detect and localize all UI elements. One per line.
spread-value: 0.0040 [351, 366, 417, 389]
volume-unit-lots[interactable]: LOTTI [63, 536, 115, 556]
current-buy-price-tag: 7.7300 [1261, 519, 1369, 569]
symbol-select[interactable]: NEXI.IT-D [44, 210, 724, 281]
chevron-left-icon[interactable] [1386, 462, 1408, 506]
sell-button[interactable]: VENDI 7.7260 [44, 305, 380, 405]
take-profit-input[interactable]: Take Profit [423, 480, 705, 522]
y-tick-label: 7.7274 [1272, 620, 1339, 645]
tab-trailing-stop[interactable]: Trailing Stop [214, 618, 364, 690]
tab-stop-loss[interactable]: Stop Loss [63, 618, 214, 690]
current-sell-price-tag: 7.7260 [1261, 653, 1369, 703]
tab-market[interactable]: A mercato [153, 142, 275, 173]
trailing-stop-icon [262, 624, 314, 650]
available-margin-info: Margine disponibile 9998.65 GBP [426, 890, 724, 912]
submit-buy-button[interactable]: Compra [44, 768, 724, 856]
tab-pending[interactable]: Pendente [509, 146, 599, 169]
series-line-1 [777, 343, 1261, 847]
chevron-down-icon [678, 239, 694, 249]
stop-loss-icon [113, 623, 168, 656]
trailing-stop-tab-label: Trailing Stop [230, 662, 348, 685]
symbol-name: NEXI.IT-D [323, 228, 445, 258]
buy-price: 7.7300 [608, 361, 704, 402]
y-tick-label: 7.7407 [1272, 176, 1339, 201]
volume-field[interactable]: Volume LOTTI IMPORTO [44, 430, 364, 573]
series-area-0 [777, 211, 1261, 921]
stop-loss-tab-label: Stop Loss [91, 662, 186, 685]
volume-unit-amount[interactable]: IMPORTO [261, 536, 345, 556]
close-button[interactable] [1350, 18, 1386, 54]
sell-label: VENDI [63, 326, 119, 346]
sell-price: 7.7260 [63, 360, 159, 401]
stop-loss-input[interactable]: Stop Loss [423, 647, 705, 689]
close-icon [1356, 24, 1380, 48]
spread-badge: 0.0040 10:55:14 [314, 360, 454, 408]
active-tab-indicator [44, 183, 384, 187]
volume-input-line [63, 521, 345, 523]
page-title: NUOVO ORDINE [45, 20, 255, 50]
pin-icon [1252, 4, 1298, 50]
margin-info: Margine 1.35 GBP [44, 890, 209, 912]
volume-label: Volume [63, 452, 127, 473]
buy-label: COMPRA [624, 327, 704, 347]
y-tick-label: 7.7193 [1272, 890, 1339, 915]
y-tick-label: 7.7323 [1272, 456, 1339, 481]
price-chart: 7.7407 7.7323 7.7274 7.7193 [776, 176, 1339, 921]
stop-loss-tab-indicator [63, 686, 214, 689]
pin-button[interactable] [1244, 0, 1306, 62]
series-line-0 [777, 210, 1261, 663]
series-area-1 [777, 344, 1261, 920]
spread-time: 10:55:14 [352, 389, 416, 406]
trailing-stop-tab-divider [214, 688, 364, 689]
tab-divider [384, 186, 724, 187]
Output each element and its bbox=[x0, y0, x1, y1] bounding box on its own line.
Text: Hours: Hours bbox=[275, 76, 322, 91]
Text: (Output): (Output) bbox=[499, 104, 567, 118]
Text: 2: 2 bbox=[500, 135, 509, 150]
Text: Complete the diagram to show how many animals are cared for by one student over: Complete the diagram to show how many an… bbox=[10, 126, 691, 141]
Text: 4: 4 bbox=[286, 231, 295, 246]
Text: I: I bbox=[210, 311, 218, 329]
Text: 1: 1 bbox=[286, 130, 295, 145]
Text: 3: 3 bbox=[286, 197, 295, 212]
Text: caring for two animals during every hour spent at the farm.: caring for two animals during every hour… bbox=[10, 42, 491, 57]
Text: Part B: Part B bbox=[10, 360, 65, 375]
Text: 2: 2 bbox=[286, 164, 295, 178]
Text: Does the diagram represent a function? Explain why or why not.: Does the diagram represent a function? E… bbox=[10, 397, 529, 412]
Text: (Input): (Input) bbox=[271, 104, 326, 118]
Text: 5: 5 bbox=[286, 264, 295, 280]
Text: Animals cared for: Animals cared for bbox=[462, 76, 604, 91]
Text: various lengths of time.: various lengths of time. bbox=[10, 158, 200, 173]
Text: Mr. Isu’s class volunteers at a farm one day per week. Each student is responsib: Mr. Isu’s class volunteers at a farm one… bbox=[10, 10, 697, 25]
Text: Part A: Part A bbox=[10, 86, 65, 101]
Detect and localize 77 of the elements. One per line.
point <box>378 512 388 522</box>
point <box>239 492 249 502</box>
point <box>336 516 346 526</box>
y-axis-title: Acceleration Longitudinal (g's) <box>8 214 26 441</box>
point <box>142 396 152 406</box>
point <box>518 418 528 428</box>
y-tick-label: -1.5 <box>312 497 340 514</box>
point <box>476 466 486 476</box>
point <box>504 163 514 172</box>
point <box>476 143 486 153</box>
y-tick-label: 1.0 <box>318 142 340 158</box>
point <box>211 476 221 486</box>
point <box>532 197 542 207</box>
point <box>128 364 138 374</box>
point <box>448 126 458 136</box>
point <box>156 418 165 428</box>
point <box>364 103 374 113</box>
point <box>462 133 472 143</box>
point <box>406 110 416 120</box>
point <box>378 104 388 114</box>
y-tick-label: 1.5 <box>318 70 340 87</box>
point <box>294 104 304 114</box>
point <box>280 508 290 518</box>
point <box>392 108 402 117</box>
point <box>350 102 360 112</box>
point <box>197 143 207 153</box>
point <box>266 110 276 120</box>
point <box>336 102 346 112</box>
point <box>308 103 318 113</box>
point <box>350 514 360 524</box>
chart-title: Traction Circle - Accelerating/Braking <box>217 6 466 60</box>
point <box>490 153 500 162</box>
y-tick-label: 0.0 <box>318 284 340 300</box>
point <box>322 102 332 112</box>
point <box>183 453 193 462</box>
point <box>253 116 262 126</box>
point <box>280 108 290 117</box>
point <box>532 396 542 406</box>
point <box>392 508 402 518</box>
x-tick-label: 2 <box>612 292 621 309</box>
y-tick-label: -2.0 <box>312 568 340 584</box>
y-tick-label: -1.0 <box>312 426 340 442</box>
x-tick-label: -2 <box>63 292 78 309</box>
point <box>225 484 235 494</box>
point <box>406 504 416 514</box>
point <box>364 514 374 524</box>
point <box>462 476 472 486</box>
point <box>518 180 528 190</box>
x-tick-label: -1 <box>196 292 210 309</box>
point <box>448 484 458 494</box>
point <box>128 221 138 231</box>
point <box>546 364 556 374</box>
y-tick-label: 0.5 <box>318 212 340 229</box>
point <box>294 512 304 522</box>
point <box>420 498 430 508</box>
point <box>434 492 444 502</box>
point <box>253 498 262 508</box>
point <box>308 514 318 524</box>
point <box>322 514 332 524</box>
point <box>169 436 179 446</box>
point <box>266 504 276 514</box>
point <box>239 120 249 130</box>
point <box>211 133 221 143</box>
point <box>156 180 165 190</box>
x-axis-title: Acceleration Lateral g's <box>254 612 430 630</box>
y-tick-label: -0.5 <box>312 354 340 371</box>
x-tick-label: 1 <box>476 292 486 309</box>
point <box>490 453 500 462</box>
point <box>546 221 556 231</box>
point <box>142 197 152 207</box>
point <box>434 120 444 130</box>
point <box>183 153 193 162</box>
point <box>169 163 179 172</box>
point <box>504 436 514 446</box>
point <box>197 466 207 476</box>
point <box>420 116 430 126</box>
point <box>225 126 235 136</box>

_WORK INSTRUCTIONS_
Copy every line of the items above word for word, changing nothing.

_THE ANSWER_
detect and localize all UI elements. One per line.
spread-value: 0.0040 [351, 366, 417, 389]
volume-unit-lots[interactable]: LOTTI [63, 536, 115, 556]
current-buy-price-tag: 7.7300 [1261, 519, 1369, 569]
symbol-select[interactable]: NEXI.IT-D [44, 210, 724, 281]
chevron-left-icon[interactable] [1386, 462, 1408, 506]
sell-button[interactable]: VENDI 7.7260 [44, 305, 380, 405]
take-profit-input[interactable]: Take Profit [423, 480, 705, 522]
y-tick-label: 7.7274 [1272, 620, 1339, 645]
tab-trailing-stop[interactable]: Trailing Stop [214, 618, 364, 690]
tab-stop-loss[interactable]: Stop Loss [63, 618, 214, 690]
current-sell-price-tag: 7.7260 [1261, 653, 1369, 703]
tab-market[interactable]: A mercato [153, 142, 275, 173]
trailing-stop-icon [262, 624, 314, 650]
available-margin-info: Margine disponibile 9998.65 GBP [426, 890, 724, 912]
submit-buy-button[interactable]: Compra [44, 768, 724, 856]
tab-pending[interactable]: Pendente [509, 146, 599, 169]
series-line-1 [777, 343, 1261, 847]
chevron-down-icon [678, 239, 694, 249]
stop-loss-icon [113, 623, 168, 656]
trailing-stop-tab-label: Trailing Stop [230, 662, 348, 685]
symbol-name: NEXI.IT-D [323, 228, 445, 258]
buy-price: 7.7300 [608, 361, 704, 402]
y-tick-label: 7.7407 [1272, 176, 1339, 201]
volume-field[interactable]: Volume LOTTI IMPORTO [44, 430, 364, 573]
series-area-0 [777, 211, 1261, 921]
stop-loss-tab-label: Stop Loss [91, 662, 186, 685]
volume-unit-amount[interactable]: IMPORTO [261, 536, 345, 556]
close-button[interactable] [1350, 18, 1386, 54]
sell-label: VENDI [63, 326, 119, 346]
sell-price: 7.7260 [63, 360, 159, 401]
stop-loss-input[interactable]: Stop Loss [423, 647, 705, 689]
close-icon [1356, 24, 1380, 48]
spread-badge: 0.0040 10:55:14 [314, 360, 454, 408]
active-tab-indicator [44, 183, 384, 187]
volume-input-line [63, 521, 345, 523]
page-title: NUOVO ORDINE [45, 20, 255, 50]
pin-icon [1252, 4, 1298, 50]
margin-info: Margine 1.35 GBP [44, 890, 209, 912]
volume-label: Volume [63, 452, 127, 473]
buy-label: COMPRA [624, 327, 704, 347]
y-tick-label: 7.7193 [1272, 890, 1339, 915]
y-tick-label: 7.7323 [1272, 456, 1339, 481]
price-chart: 7.7407 7.7323 7.7274 7.7193 [776, 176, 1339, 921]
stop-loss-tab-indicator [63, 686, 214, 689]
pin-button[interactable] [1244, 0, 1306, 62]
series-line-0 [777, 210, 1261, 663]
series-area-1 [777, 344, 1261, 920]
spread-time: 10:55:14 [352, 389, 416, 406]
trailing-stop-tab-divider [214, 688, 364, 689]
tab-divider [384, 186, 724, 187]
Output each element and its bbox=[x0, y0, x1, y1] bounding box on its own line.
Text: Hours: Hours bbox=[275, 76, 322, 91]
Text: (Output): (Output) bbox=[499, 104, 567, 118]
Text: 2: 2 bbox=[500, 135, 509, 150]
Text: Complete the diagram to show how many animals are cared for by one student over: Complete the diagram to show how many an… bbox=[10, 126, 691, 141]
Text: 4: 4 bbox=[286, 231, 295, 246]
Text: I: I bbox=[210, 311, 218, 329]
Text: 1: 1 bbox=[286, 130, 295, 145]
Text: 3: 3 bbox=[286, 197, 295, 212]
Text: caring for two animals during every hour spent at the farm.: caring for two animals during every hour… bbox=[10, 42, 491, 57]
Text: Part B: Part B bbox=[10, 360, 65, 375]
Text: 2: 2 bbox=[286, 164, 295, 178]
Text: Does the diagram represent a function? Explain why or why not.: Does the diagram represent a function? E… bbox=[10, 397, 529, 412]
Text: (Input): (Input) bbox=[271, 104, 326, 118]
Text: 5: 5 bbox=[286, 264, 295, 280]
Text: Animals cared for: Animals cared for bbox=[462, 76, 604, 91]
Text: various lengths of time.: various lengths of time. bbox=[10, 158, 200, 173]
Text: Mr. Isu’s class volunteers at a farm one day per week. Each student is responsib: Mr. Isu’s class volunteers at a farm one… bbox=[10, 10, 697, 25]
Text: Part A: Part A bbox=[10, 86, 65, 101]
Detect and localize 77 of the elements. One per line.
point <box>378 512 388 522</box>
point <box>239 492 249 502</box>
point <box>336 516 346 526</box>
y-axis-title: Acceleration Longitudinal (g's) <box>8 214 26 441</box>
point <box>142 396 152 406</box>
point <box>518 418 528 428</box>
y-tick-label: -1.5 <box>312 497 340 514</box>
point <box>476 466 486 476</box>
point <box>504 163 514 172</box>
point <box>476 143 486 153</box>
y-tick-label: 1.0 <box>318 142 340 158</box>
point <box>211 476 221 486</box>
point <box>532 197 542 207</box>
point <box>128 364 138 374</box>
point <box>448 126 458 136</box>
point <box>156 418 165 428</box>
point <box>364 103 374 113</box>
point <box>462 133 472 143</box>
point <box>406 110 416 120</box>
point <box>378 104 388 114</box>
y-tick-label: 1.5 <box>318 70 340 87</box>
point <box>294 104 304 114</box>
point <box>280 508 290 518</box>
point <box>392 108 402 117</box>
point <box>350 102 360 112</box>
point <box>197 143 207 153</box>
point <box>266 110 276 120</box>
point <box>336 102 346 112</box>
point <box>308 103 318 113</box>
point <box>350 514 360 524</box>
chart-title: Traction Circle - Accelerating/Braking <box>217 6 466 60</box>
point <box>490 153 500 162</box>
y-tick-label: 0.0 <box>318 284 340 300</box>
point <box>322 102 332 112</box>
point <box>183 453 193 462</box>
point <box>253 116 262 126</box>
point <box>280 108 290 117</box>
point <box>532 396 542 406</box>
point <box>392 508 402 518</box>
x-tick-label: 2 <box>612 292 621 309</box>
y-tick-label: -2.0 <box>312 568 340 584</box>
y-tick-label: -1.0 <box>312 426 340 442</box>
x-tick-label: -2 <box>63 292 78 309</box>
point <box>225 484 235 494</box>
point <box>406 504 416 514</box>
point <box>364 514 374 524</box>
point <box>462 476 472 486</box>
point <box>518 180 528 190</box>
x-tick-label: -1 <box>196 292 210 309</box>
point <box>448 484 458 494</box>
point <box>128 221 138 231</box>
point <box>546 364 556 374</box>
y-tick-label: 0.5 <box>318 212 340 229</box>
point <box>294 512 304 522</box>
point <box>420 498 430 508</box>
point <box>434 492 444 502</box>
point <box>253 498 262 508</box>
point <box>308 514 318 524</box>
point <box>322 514 332 524</box>
point <box>169 436 179 446</box>
point <box>266 504 276 514</box>
point <box>239 120 249 130</box>
point <box>211 133 221 143</box>
point <box>156 180 165 190</box>
x-axis-title: Acceleration Lateral g's <box>254 612 430 630</box>
y-tick-label: -0.5 <box>312 354 340 371</box>
x-tick-label: 1 <box>476 292 486 309</box>
point <box>490 453 500 462</box>
point <box>546 221 556 231</box>
point <box>142 197 152 207</box>
point <box>434 120 444 130</box>
point <box>183 153 193 162</box>
point <box>169 163 179 172</box>
point <box>504 436 514 446</box>
point <box>197 466 207 476</box>
point <box>420 116 430 126</box>
point <box>225 126 235 136</box>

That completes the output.